Search the listing below for the string "ಗಗಳನ" and show each line that contains it.
--- begin The data ---
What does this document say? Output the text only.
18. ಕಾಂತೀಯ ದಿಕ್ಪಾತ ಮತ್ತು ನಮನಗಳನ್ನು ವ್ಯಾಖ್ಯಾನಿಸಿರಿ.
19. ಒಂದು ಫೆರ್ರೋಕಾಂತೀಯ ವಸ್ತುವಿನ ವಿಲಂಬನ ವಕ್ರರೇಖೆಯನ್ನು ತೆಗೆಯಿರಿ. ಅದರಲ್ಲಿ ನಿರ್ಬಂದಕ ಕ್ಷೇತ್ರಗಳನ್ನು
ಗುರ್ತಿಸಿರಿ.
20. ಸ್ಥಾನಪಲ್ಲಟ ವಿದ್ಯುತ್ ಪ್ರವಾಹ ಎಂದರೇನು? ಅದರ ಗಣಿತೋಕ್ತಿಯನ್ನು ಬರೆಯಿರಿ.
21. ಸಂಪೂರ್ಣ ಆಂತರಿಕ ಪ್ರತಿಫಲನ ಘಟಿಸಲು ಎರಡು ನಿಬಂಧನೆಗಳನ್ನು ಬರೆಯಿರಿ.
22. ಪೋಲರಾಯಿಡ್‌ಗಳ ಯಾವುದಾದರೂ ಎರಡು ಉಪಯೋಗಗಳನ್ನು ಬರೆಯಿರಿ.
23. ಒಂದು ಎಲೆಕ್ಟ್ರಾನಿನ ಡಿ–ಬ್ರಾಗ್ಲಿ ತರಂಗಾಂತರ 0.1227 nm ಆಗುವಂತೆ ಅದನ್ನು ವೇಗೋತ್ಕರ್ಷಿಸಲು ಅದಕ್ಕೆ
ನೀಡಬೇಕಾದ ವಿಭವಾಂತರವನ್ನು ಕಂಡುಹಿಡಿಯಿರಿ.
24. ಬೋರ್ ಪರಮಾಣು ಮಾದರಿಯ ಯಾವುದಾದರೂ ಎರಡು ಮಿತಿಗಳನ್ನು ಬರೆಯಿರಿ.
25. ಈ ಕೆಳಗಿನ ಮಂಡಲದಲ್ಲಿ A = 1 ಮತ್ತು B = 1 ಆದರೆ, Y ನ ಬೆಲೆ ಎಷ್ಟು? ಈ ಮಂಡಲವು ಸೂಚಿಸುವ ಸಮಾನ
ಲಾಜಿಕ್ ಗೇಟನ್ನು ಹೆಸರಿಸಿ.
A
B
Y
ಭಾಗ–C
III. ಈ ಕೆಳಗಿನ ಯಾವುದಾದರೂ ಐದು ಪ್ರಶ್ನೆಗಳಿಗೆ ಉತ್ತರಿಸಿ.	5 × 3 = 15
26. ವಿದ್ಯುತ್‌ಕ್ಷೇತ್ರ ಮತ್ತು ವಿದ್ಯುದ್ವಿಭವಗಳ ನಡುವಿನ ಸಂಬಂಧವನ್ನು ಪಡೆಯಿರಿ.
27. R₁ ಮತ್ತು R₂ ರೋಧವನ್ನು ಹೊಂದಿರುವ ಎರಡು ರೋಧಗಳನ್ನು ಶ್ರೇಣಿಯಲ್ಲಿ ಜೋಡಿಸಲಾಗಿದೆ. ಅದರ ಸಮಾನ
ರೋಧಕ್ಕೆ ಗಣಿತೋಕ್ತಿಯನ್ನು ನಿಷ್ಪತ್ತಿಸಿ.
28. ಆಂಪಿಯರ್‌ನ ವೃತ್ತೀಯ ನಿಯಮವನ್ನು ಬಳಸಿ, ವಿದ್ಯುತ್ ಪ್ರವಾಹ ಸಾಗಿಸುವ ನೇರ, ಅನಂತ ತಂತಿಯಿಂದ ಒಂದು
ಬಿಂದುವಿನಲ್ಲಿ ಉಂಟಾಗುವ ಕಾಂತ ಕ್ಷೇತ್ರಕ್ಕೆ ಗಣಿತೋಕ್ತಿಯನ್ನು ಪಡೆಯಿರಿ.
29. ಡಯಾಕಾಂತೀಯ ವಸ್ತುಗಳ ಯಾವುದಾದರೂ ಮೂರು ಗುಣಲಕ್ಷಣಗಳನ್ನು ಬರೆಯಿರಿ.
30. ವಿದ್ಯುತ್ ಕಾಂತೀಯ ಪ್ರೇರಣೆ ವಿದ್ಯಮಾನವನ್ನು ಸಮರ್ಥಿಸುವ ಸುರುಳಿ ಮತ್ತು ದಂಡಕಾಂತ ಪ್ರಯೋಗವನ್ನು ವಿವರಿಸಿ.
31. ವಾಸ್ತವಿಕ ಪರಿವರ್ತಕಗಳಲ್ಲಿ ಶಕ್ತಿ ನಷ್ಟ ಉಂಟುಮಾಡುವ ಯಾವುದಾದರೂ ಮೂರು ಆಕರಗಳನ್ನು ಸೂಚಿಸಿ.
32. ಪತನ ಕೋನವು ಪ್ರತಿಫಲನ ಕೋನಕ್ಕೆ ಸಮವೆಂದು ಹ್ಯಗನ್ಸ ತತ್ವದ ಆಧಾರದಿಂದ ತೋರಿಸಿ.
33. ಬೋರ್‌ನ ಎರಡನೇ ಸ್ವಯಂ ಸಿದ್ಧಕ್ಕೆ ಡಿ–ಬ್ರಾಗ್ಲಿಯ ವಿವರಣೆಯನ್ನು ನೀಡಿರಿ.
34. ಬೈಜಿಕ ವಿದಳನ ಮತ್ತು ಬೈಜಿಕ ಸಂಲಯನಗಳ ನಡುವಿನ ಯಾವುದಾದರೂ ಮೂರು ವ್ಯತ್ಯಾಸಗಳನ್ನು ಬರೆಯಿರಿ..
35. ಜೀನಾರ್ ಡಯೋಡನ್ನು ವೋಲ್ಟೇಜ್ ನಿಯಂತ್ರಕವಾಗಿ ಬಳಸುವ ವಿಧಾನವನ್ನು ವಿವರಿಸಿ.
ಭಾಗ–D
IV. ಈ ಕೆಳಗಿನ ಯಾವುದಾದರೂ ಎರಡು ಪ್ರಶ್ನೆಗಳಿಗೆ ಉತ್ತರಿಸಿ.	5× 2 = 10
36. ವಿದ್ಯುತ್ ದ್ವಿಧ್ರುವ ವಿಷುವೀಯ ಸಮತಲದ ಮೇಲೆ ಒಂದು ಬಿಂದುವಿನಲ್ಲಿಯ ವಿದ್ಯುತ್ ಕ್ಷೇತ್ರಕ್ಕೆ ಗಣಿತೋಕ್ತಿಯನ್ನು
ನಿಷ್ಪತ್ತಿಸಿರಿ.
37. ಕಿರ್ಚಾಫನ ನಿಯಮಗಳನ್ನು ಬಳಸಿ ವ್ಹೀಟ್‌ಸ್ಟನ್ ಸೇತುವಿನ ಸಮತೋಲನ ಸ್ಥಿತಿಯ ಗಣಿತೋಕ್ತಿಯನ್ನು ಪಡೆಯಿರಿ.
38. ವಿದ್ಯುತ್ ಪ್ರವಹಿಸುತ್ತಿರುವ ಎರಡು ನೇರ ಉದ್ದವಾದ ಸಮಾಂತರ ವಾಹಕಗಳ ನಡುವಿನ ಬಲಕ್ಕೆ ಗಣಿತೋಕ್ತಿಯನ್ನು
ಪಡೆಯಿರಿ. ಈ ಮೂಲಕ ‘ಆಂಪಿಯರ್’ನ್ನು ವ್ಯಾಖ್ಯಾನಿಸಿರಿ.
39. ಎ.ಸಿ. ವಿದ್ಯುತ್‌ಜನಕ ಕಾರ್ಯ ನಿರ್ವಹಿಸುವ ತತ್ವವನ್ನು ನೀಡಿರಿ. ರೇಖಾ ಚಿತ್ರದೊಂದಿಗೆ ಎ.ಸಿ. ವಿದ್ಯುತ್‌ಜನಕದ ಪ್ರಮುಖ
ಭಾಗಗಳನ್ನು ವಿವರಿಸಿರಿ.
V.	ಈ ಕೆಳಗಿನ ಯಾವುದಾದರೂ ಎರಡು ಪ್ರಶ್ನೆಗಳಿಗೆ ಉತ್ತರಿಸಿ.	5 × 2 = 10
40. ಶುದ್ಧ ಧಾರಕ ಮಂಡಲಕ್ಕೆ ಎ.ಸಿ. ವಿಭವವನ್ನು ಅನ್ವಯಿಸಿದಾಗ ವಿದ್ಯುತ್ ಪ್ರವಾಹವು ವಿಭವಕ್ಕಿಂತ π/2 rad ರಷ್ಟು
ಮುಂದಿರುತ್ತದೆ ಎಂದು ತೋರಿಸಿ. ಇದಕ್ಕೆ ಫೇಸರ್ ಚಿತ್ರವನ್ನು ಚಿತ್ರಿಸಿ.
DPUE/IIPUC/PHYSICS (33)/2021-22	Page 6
--- end The data ---
Worked solution:
22. ಪೋಲರಾಯಿಡ್‌ಗಳ ಯಾವುದಾದರೂ ಎರಡು ಉಪಯೋಗಗಳನ್ನು ಬರೆಯಿರಿ.
ಭಾಗಗಳನ್ನು ವಿವರಿಸಿರಿ.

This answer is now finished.